Description of the task -
Below are some records. How many of their lines contain the string "Ayuda"? Give the number only.

Data entries -

# # # # # # #

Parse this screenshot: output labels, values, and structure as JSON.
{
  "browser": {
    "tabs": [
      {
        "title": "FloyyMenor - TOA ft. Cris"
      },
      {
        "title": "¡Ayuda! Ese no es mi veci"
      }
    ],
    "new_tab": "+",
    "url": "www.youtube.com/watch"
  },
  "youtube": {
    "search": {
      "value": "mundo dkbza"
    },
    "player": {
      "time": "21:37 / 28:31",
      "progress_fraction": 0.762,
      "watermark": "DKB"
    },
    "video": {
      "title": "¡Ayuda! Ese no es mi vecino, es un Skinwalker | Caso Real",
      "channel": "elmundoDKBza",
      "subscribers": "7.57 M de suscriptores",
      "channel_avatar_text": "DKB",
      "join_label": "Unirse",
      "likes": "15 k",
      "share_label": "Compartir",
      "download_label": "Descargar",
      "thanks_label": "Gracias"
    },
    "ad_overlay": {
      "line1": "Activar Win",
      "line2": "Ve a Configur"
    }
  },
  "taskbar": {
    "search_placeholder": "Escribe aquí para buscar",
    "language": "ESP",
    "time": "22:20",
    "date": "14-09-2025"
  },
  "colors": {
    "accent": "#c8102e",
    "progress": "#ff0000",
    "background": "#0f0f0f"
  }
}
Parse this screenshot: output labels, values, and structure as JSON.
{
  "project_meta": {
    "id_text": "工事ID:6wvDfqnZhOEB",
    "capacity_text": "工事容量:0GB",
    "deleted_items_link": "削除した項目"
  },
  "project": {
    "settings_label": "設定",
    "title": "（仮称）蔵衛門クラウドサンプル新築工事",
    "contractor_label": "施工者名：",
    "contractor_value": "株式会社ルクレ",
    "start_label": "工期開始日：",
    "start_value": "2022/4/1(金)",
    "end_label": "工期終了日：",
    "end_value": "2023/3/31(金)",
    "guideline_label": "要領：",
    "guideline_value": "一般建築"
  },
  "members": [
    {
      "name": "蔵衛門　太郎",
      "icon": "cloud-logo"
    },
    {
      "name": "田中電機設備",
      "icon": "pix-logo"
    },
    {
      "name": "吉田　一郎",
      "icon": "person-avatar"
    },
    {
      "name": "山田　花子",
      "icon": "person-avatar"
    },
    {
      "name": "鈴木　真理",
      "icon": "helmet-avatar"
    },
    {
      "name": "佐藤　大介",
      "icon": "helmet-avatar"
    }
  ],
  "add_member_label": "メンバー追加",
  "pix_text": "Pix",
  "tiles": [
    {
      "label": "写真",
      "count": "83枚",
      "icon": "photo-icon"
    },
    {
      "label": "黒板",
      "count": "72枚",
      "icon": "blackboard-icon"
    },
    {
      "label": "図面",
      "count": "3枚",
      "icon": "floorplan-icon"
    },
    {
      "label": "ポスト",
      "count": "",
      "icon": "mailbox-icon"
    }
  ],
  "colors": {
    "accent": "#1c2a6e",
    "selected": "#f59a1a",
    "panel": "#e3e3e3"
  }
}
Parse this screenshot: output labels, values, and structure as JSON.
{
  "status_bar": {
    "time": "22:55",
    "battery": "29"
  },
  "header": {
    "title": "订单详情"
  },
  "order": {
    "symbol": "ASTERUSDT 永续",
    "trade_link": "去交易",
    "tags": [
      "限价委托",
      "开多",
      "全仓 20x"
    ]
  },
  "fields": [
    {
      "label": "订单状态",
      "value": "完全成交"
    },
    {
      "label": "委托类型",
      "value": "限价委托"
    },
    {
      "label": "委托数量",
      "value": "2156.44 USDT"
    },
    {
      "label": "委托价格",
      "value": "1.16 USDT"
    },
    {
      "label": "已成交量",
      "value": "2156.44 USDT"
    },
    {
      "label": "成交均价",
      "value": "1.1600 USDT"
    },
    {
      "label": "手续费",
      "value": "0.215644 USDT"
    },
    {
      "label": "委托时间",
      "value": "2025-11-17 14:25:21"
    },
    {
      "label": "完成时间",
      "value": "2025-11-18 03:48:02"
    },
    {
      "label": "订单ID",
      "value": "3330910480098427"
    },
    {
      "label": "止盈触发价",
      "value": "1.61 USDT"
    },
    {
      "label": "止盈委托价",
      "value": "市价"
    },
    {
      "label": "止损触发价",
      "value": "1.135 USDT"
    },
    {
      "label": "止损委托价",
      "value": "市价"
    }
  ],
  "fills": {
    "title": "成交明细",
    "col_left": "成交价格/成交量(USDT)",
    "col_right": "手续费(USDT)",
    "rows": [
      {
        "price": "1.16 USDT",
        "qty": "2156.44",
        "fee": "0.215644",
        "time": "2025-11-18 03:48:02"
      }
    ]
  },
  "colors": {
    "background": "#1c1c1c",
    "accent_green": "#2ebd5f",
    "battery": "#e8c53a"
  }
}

# # # # # # #

Task answer -
2